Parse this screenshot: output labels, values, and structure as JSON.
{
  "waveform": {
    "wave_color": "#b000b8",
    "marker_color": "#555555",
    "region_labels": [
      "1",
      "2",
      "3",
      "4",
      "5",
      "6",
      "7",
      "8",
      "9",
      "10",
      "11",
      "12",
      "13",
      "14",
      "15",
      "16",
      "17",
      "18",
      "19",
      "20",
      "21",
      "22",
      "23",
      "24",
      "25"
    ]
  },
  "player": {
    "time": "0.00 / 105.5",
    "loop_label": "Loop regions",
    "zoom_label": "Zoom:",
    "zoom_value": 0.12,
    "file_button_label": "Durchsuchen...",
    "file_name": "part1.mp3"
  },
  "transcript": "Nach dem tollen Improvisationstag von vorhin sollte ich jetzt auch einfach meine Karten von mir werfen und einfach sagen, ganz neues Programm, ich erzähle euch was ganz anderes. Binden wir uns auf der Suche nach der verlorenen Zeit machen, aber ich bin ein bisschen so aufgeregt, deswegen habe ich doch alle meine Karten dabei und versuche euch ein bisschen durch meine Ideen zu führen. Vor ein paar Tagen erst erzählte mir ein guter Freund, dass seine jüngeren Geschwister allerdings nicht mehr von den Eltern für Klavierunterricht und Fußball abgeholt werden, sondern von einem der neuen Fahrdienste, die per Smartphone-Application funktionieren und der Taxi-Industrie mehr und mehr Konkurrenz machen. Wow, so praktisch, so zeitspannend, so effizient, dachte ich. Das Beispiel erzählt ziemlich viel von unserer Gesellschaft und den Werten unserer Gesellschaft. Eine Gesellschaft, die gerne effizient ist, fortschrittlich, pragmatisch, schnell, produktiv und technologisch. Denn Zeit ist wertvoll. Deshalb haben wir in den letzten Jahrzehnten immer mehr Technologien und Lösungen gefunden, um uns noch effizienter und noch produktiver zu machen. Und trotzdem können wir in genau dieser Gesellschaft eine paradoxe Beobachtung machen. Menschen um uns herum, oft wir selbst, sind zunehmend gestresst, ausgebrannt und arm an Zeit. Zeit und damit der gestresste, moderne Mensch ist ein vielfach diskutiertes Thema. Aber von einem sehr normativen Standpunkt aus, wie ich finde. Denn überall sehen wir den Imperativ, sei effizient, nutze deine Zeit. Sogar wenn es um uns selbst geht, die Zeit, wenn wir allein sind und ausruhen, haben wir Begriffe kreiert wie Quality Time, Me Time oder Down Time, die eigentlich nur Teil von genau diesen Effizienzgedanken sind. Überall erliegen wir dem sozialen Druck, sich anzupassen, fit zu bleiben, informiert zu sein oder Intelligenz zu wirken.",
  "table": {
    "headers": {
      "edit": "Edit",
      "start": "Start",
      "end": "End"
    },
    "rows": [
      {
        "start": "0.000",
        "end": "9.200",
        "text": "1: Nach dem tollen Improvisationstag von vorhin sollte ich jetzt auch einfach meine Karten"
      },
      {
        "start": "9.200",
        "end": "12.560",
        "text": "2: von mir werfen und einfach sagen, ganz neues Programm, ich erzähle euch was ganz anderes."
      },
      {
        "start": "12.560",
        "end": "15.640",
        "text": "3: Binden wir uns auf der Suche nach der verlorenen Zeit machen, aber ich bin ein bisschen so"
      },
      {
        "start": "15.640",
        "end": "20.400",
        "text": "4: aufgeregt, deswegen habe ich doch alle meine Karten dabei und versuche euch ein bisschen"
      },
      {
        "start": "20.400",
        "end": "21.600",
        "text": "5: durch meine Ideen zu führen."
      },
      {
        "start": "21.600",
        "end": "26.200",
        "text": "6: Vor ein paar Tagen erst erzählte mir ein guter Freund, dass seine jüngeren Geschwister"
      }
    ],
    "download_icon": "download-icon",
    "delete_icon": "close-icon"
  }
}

> _What is needed_
Gather every line from the listing above in which "start" appears, and copy those lines.

> _Output of the exercise_
      "start": "Start",
        "start": "0.000",
        "start": "9.200",
        "start": "12.560",
        "start": "15.640",
        "start": "20.400",
        "start": "21.600",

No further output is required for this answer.